* Compiti dell'esercizio
**A.** Riproduci fedelmente il testo sull'ufficio divino, da "1. Iniziando l’ufficio divino si dice." giù fino a "adempiuto con diligenza.".
**B.** Secondo il testo sull'ufficio divino, in quali modi devono essere recitate le ore canoniche per essere recitate in modo degno? Elencali tutti.
**C.** Nel testo sull'ufficio divino, quale concilio stabilisce che il munus oris deve essere adempiuto con diligenza?

* Testo estratto

*****

1. Iniziando l’ufficio divino si dice.

       [607]  1. Iniziando l’ufficio divino si dice: «Apri, o Signore, la mia bocca, affinché io benedica il tuo santo nome,... affinché possa recitare questo ufficio in modo degno, con attenzione e devozione» (Breviarium Romanum, Aperi). Le ore canoniche devono essere recitate in modo degno, ossia vocalmente, per intero, ed in maniera continuativa. Con queste parole si esprime il munus oris, che, secondo il Concilio Lateranense IV, a. 1215 (c. Dolentes), deve essere adempiuto con diligenza.

*****

* Dati registrati
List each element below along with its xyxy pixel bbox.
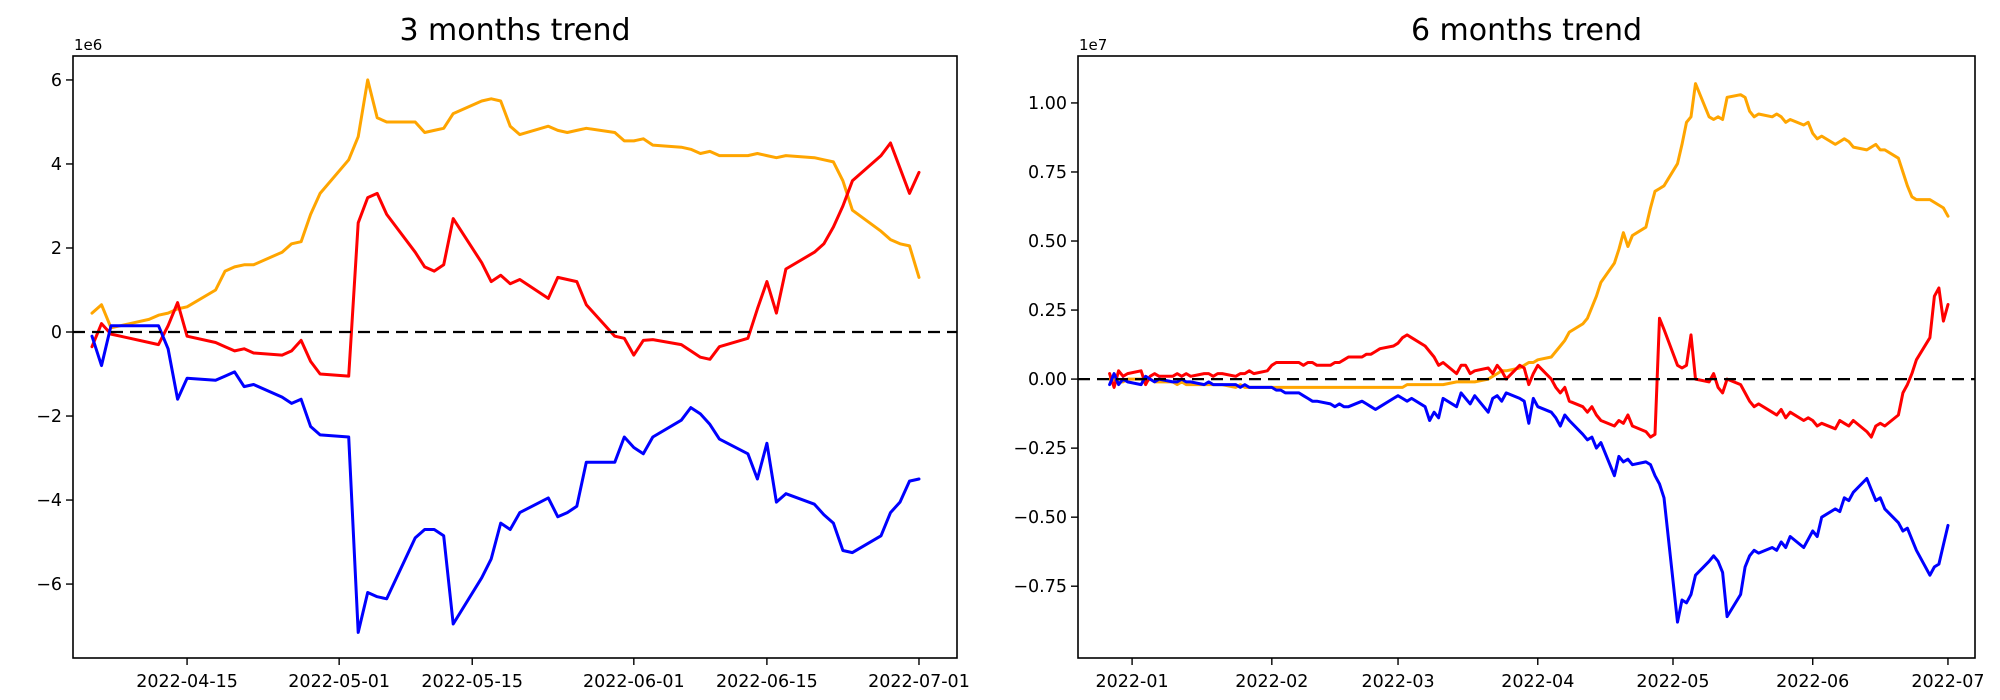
y-tick-label: 0	[51, 323, 62, 343]
x-tick-label: 2022-05-15	[421, 672, 523, 692]
y-tick-label: −0.75	[1013, 577, 1067, 597]
chart-3-months-trend: 3 months trend 1e6 6 4 2 0 −2 −4 −6 2022-04-15 202…	[36, 13, 970, 692]
y-tick-label: −0.50	[1013, 508, 1067, 528]
blue-line	[90, 324, 921, 634]
x-tick-label: 2022-05-01	[288, 672, 390, 692]
y-tick-label: 1.00	[1028, 94, 1067, 114]
y-tick-label: 6	[51, 71, 62, 91]
y-axis-offset-label: 1e7	[1079, 36, 1107, 54]
red-line	[1108, 286, 1950, 439]
y-tick-label: 0.25	[1028, 301, 1067, 321]
orange-line	[90, 78, 921, 330]
x-tick-label: 2022-02	[1235, 672, 1308, 692]
axes-frame	[72, 55, 958, 659]
blue-line	[1108, 372, 1950, 624]
y-tick-label: −0.25	[1013, 439, 1067, 459]
orange-line	[1108, 82, 1950, 389]
x-tick-label: 2022-06-01	[583, 672, 685, 692]
axes-frame	[1077, 55, 1976, 659]
y-tick-label: 0.00	[1028, 370, 1067, 390]
chart-6-months-trend: 6 months trend 1e7 1.00 0.75 0.50 0.25 0.00 −0.…	[1000, 0, 2000, 700]
y-tick-label: 2	[51, 239, 62, 259]
x-tick-label: 2022-01	[1096, 672, 1169, 692]
y-tick-label: −6	[36, 575, 62, 595]
x-tick-label: 2022-06-15	[716, 672, 818, 692]
x-tick-label: 2022-04	[1501, 672, 1574, 692]
chart-title: 3 months trend	[399, 13, 630, 48]
y-tick-label: 4	[51, 155, 62, 175]
red-line	[90, 141, 921, 378]
chart-6-months-trend-svg: 6 months trend 1e7 1.00 0.75 0.50 0.25 0.00 −0.…	[1013, 13, 1984, 692]
x-tick-label: 2022-07-01	[868, 672, 970, 692]
x-tick-label: 2022-03	[1361, 672, 1434, 692]
chart-3-months-trend-svg: 3 months trend 1e6 6 4 2 0 −2 −4 −6 2022-04-15 202…	[36, 13, 970, 692]
y-tick-label: −4	[36, 491, 62, 511]
y-tick-label: −2	[36, 407, 62, 427]
chart-title: 6 months trend	[1411, 13, 1642, 48]
y-tick-label: 0.50	[1028, 232, 1067, 252]
x-tick-label: 2022-04-15	[136, 672, 238, 692]
x-tick-label: 2022-06	[1776, 672, 1849, 692]
y-tick-label: 0.75	[1028, 163, 1067, 183]
y-axis-offset-label: 1e6	[74, 36, 102, 54]
x-tick-label: 2022-05	[1636, 672, 1709, 692]
x-tick-label: 2022-07	[1911, 672, 1984, 692]
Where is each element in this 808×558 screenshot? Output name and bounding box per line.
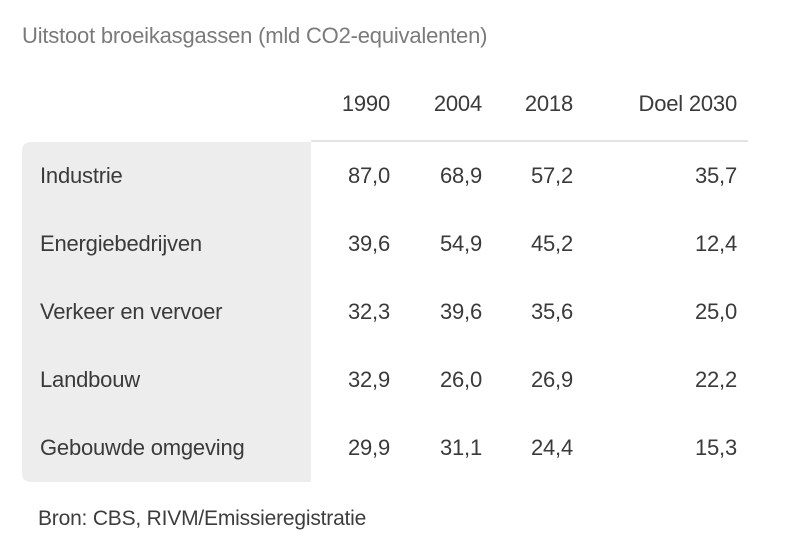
cell-value: 45,2 bbox=[530, 231, 573, 256]
cell-value: 22,2 bbox=[694, 367, 737, 392]
cell-value: 39,6 bbox=[439, 299, 482, 324]
cell-value: 32,9 bbox=[347, 367, 390, 392]
page-title: Uitstoot broeikasgassen (mld CO2-equival… bbox=[22, 23, 488, 48]
cell-value: 35,7 bbox=[694, 163, 737, 188]
content-wrap: Uitstoot broeikasgassen (mld CO2-equival… bbox=[22, 0, 748, 532]
table-row-energiebedrijven: Energiebedrijven 39,6 54,9 45,2 12,4 bbox=[22, 210, 748, 278]
cell-value: 25,0 bbox=[694, 299, 737, 324]
cell-value: 68,9 bbox=[439, 163, 482, 188]
cell-value: 24,4 bbox=[530, 435, 573, 460]
table-row-verkeer-en-vervoer: Verkeer en vervoer 32,3 39,6 35,6 25,0 bbox=[22, 278, 748, 346]
header-divider-line bbox=[311, 140, 748, 142]
cell-value: 26,0 bbox=[439, 367, 482, 392]
cell-value: 57,2 bbox=[530, 163, 573, 188]
cell-value: 87,0 bbox=[347, 163, 390, 188]
column-header-2004: 2004 bbox=[433, 91, 482, 116]
row-label: Industrie bbox=[40, 163, 123, 188]
row-label: Landbouw bbox=[40, 367, 140, 392]
row-label: Verkeer en vervoer bbox=[40, 299, 223, 324]
cell-value: 54,9 bbox=[439, 231, 482, 256]
table-body: Industrie 87,0 68,9 57,2 35,7 Energiebed… bbox=[22, 140, 748, 482]
table-header-row: 1990 2004 2018 Doel 2030 bbox=[22, 51, 748, 142]
label-column-background bbox=[22, 142, 311, 482]
row-label: Energiebedrijven bbox=[40, 231, 202, 256]
column-header-1990: 1990 bbox=[341, 91, 390, 116]
table-row-industrie: Industrie 87,0 68,9 57,2 35,7 bbox=[22, 142, 748, 210]
cell-value: 26,9 bbox=[530, 367, 573, 392]
cell-value: 31,1 bbox=[439, 435, 482, 460]
cell-value: 32,3 bbox=[347, 299, 390, 324]
cell-value: 35,6 bbox=[530, 299, 573, 324]
row-label: Gebouwde omgeving bbox=[40, 435, 245, 460]
cell-value: 15,3 bbox=[694, 435, 737, 460]
cell-value: 12,4 bbox=[694, 231, 737, 256]
table-row-landbouw: Landbouw 32,9 26,0 26,9 22,2 bbox=[22, 346, 748, 414]
cell-value: 29,9 bbox=[347, 435, 390, 460]
column-header-2018: 2018 bbox=[524, 91, 573, 116]
header-spacer-cell bbox=[22, 91, 311, 142]
cell-value: 39,6 bbox=[347, 231, 390, 256]
table-row-gebouwde-omgeving: Gebouwde omgeving 29,9 31,1 24,4 15,3 bbox=[22, 414, 748, 482]
column-header-doel-2030: Doel 2030 bbox=[638, 91, 738, 116]
source-note: Bron: CBS, RIVM/Emissieregistratie bbox=[38, 507, 367, 530]
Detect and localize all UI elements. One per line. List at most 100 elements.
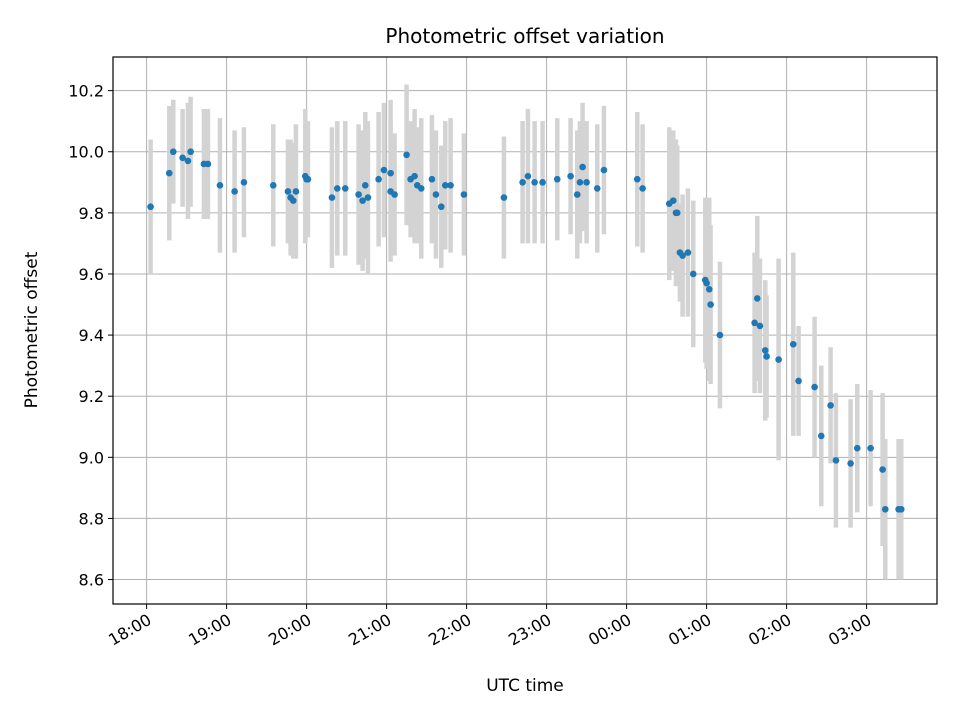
data-point (763, 353, 770, 360)
data-point (679, 252, 686, 259)
x-axis-label: UTC time (486, 676, 564, 696)
data-point (375, 175, 382, 183)
data-point (579, 163, 586, 171)
y-tick-label: 10.2 (68, 82, 104, 101)
data-point (216, 182, 224, 189)
data-point (417, 185, 425, 192)
data-point (633, 175, 641, 183)
x-tick-label: 02:00 (745, 610, 794, 650)
data-point (811, 383, 818, 391)
data-point (703, 279, 710, 287)
x-tick-label: 20:00 (265, 610, 314, 650)
data-point (403, 151, 410, 159)
data-point (204, 160, 212, 168)
data-point (437, 203, 445, 211)
data-point (184, 157, 192, 165)
y-axis-label: Photometric offset (22, 251, 42, 408)
data-point (539, 178, 546, 186)
data-point (827, 402, 834, 409)
data-point (567, 172, 574, 180)
data-point (304, 175, 312, 183)
y-axis: 8.6 8.8 9.0 9.2 9.4 9.6 9.8 10.0 10.2 (68, 82, 113, 590)
x-tick-label: 01:00 (665, 610, 714, 650)
data-point (583, 178, 590, 186)
data-point (359, 197, 366, 204)
y-tick-label: 10.0 (68, 143, 104, 162)
data-point (751, 319, 758, 327)
data-point (524, 172, 532, 180)
data-point (179, 154, 186, 162)
data-point (289, 197, 297, 204)
data-point (684, 249, 692, 256)
data-point (428, 175, 436, 183)
y-tick-label: 9.2 (79, 387, 104, 406)
x-tick-label: 03:00 (825, 610, 874, 650)
data-point (165, 169, 173, 177)
data-point (573, 191, 581, 198)
data-point (284, 188, 292, 195)
data-point (447, 182, 454, 189)
data-point (716, 331, 724, 339)
data-point (789, 340, 797, 348)
x-tick-label: 18:00 (105, 610, 154, 650)
y-tick-label: 9.0 (79, 448, 104, 467)
data-point (867, 444, 874, 452)
data-point (411, 172, 418, 180)
data-point (705, 285, 713, 293)
y-tick-label: 9.8 (79, 204, 104, 223)
data-point (231, 188, 238, 195)
y-tick-label: 8.6 (79, 571, 104, 590)
data-point (775, 356, 782, 363)
data-point (387, 169, 394, 177)
data-point (553, 175, 561, 183)
data-point (240, 178, 248, 186)
data-point (147, 203, 154, 211)
data-point (169, 148, 177, 156)
y-tick-label: 9.4 (79, 326, 104, 345)
data-point (669, 197, 677, 204)
x-axis: 18:00 19:00 20:00 21:00 22:00 23:00 00:00 01:00… (105, 604, 875, 650)
chart-title: Photometric offset variation (385, 24, 664, 48)
data-point (364, 194, 372, 201)
data-point (879, 466, 886, 473)
data-point (881, 505, 889, 513)
data-point (519, 178, 526, 186)
data-point (753, 295, 761, 302)
data-point (761, 347, 769, 354)
data-point (328, 194, 336, 201)
data-point (847, 460, 854, 467)
data-point (361, 182, 369, 189)
data-point (593, 185, 601, 192)
data-point (832, 457, 840, 464)
data-point (817, 432, 825, 440)
data-point (432, 191, 440, 198)
data-point (689, 270, 697, 278)
data-point (795, 377, 802, 385)
data-points (147, 148, 905, 513)
data-point (756, 322, 764, 330)
y-tick-label: 9.6 (79, 265, 104, 284)
data-point (600, 166, 608, 174)
x-tick-label: 23:00 (505, 610, 554, 650)
data-point (707, 301, 714, 308)
x-tick-label: 19:00 (185, 610, 234, 650)
plot-frame (112, 56, 938, 605)
data-point (460, 191, 468, 198)
data-point (269, 182, 277, 189)
data-point (853, 444, 861, 452)
data-point (292, 188, 300, 195)
data-point (341, 185, 349, 192)
data-point (333, 185, 341, 192)
data-point (441, 182, 449, 189)
data-point (355, 191, 362, 198)
data-point (897, 505, 905, 513)
data-point (673, 209, 681, 217)
data-point (639, 185, 646, 192)
x-tick-label: 22:00 (425, 610, 474, 650)
data-point (576, 178, 584, 186)
data-point (380, 166, 388, 174)
data-point (531, 178, 538, 186)
x-tick-label: 21:00 (345, 610, 394, 650)
data-point (391, 191, 398, 198)
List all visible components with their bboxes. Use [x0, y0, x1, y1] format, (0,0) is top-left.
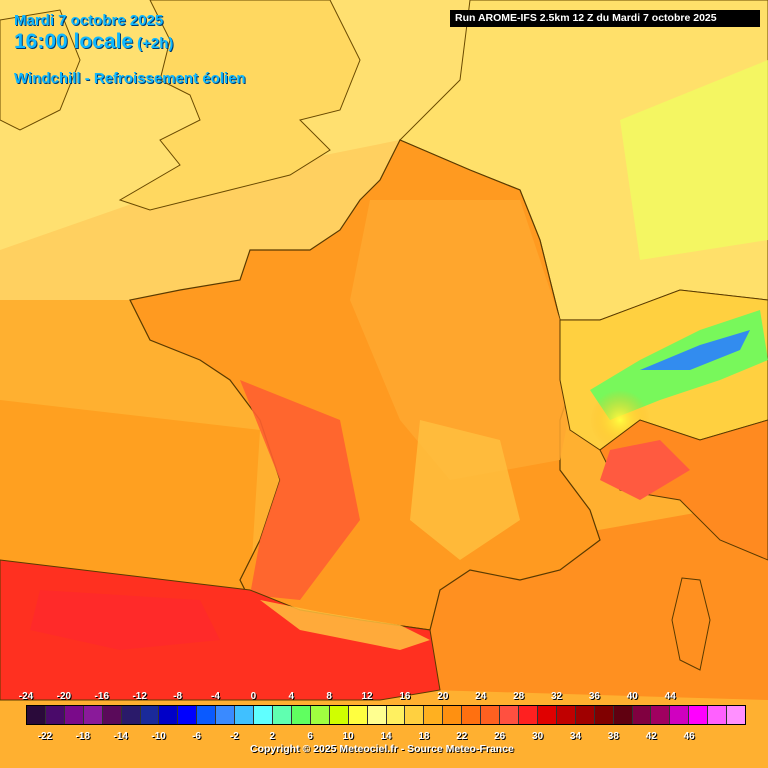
legend-swatch [518, 706, 538, 724]
legend-tick-label: 46 [683, 731, 695, 742]
ireland-land [0, 9, 81, 131]
legend-tick-label: -16 [94, 691, 110, 702]
legend-swatch [159, 706, 179, 724]
legend-tick-label: 30 [532, 731, 544, 742]
legend-tick-label: -14 [113, 731, 128, 742]
legend-swatch [102, 706, 122, 724]
legend-swatch [178, 706, 198, 724]
legend-tick-label: -6 [192, 731, 201, 742]
legend-swatch [481, 706, 501, 724]
legend-swatch [272, 706, 292, 724]
legend-swatch [613, 706, 633, 724]
legend-tick-label: 18 [418, 731, 430, 742]
legend-tick-label: 4 [288, 691, 295, 702]
legend-swatch [140, 706, 160, 724]
legend-tick-label: -24 [18, 691, 34, 702]
legend-swatch [424, 706, 444, 724]
legend-tick-label: 36 [588, 691, 600, 702]
legend-swatch [216, 706, 236, 724]
legend-swatch [405, 706, 425, 724]
legend-tick-label: 44 [664, 691, 676, 702]
legend-swatch [386, 706, 406, 724]
legend-tick-label: -18 [75, 731, 91, 742]
legend-tick-label: -8 [173, 691, 183, 702]
legend-tick-label: 34 [569, 731, 582, 742]
legend-swatch [310, 706, 330, 724]
legend-swatch [235, 706, 255, 724]
legend-swatch [83, 706, 103, 724]
legend-swatch [197, 706, 217, 724]
legend-tick-label: 2 [269, 731, 276, 742]
great-britain-land [118, 0, 361, 211]
legend-bottom-labels: -22 -18 -14 -10 -6 -2 2 6 10 14 18 22 26 30 34 38 42 46 [0, 731, 768, 745]
legend-tick-label: -12 [132, 691, 147, 702]
legend-tick-label: 6 [307, 731, 313, 742]
legend-tick-label: 26 [494, 731, 506, 742]
legend-colorbar [26, 705, 746, 725]
model-run-label: Run AROME-IFS 2.5km 12 Z du Mardi 7 octo… [450, 10, 760, 27]
legend-swatch [575, 706, 595, 724]
legend-tick-label: 0 [250, 691, 257, 702]
legend-swatch [121, 706, 141, 724]
legend-tick-label: 40 [626, 691, 638, 702]
legend-swatch [45, 706, 65, 724]
legend-swatch [689, 706, 709, 724]
legend-tick-label: -2 [229, 731, 239, 742]
forecast-date: Mardi 7 octobre 2025 [14, 12, 164, 29]
legend-tick-label: 24 [475, 691, 487, 702]
legend-swatch [594, 706, 614, 724]
legend-swatch [708, 706, 728, 724]
legend-swatch [500, 706, 519, 724]
parameter-name: Windchill - Refroissement éolien [14, 70, 246, 87]
legend-swatch [367, 706, 387, 724]
copyright-notice: Copyright © 2025 Meteociel.fr - Source M… [250, 743, 514, 755]
map-title-block: Mardi 7 octobre 2025 16:00 locale (+2h) W… [14, 12, 246, 88]
legend-top-labels: -24 -20 -16 -12 -8 -4 0 4 8 12 16 20 24 28 32 36 40 44 [0, 691, 768, 705]
legend-swatch [27, 706, 46, 724]
utc-offset: (+2h) [137, 35, 174, 52]
legend-swatch [329, 706, 349, 724]
legend-swatch [254, 706, 273, 724]
legend-tick-label: 22 [456, 731, 468, 742]
legend-swatch [64, 706, 84, 724]
legend-swatch [348, 706, 368, 724]
legend-tick-label: 38 [607, 731, 619, 742]
legend-swatch [291, 706, 311, 724]
legend-tick-label: -10 [151, 731, 166, 742]
legend-swatch [727, 706, 746, 724]
legend-tick-label: 20 [437, 691, 449, 702]
legend-tick-label: 32 [550, 691, 563, 702]
legend-swatch [443, 706, 463, 724]
legend-tick-label: 14 [380, 731, 392, 742]
legend-tick-label: -20 [56, 691, 72, 702]
legend-tick-label: -22 [37, 731, 53, 742]
legend-swatch [537, 706, 557, 724]
legend-tick-label: 8 [326, 691, 332, 702]
legend-tick-label: 16 [399, 691, 411, 702]
legend-tick-label: -4 [211, 691, 220, 702]
legend-tick-label: 10 [342, 731, 354, 742]
legend-tick-label: 42 [645, 731, 657, 742]
legend-swatch [651, 706, 671, 724]
legend-swatch [556, 706, 576, 724]
legend-swatch [462, 706, 482, 724]
legend-swatch [632, 706, 652, 724]
legend-swatch [670, 706, 690, 724]
corsica-land [671, 577, 711, 671]
legend-tick-label: 28 [513, 691, 525, 702]
forecast-time-value: 16:00 locale [14, 30, 134, 53]
legend-tick-label: 12 [361, 691, 373, 702]
forecast-time: 16:00 locale (+2h) [14, 30, 246, 56]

*****

* Soluzioni dei compiti
**A.**
1. Iniziando l’ufficio divino si dice.

       [607]  1. Iniziando l’ufficio divino si dice: «Apri, o Signore, la mia bocca, affinché io benedica il tuo santo nome,... affinché possa recitare questo ufficio in modo degno, con attenzione e devozione» (Breviarium Romanum, Aperi). Le ore canoniche devono essere recitate in modo degno, ossia vocalmente, per intero, ed in maniera continuativa. Con queste parole si esprime il munus oris, che, secondo il Concilio Lateranense IV, a. 1215 (c. Dolentes), deve essere adempiuto con diligenza.

**B.** Vocalmente, per intero, in maniera continuativa.

**C.** Il Concilio Lateranense IV, nel 1215 (c. Dolentes).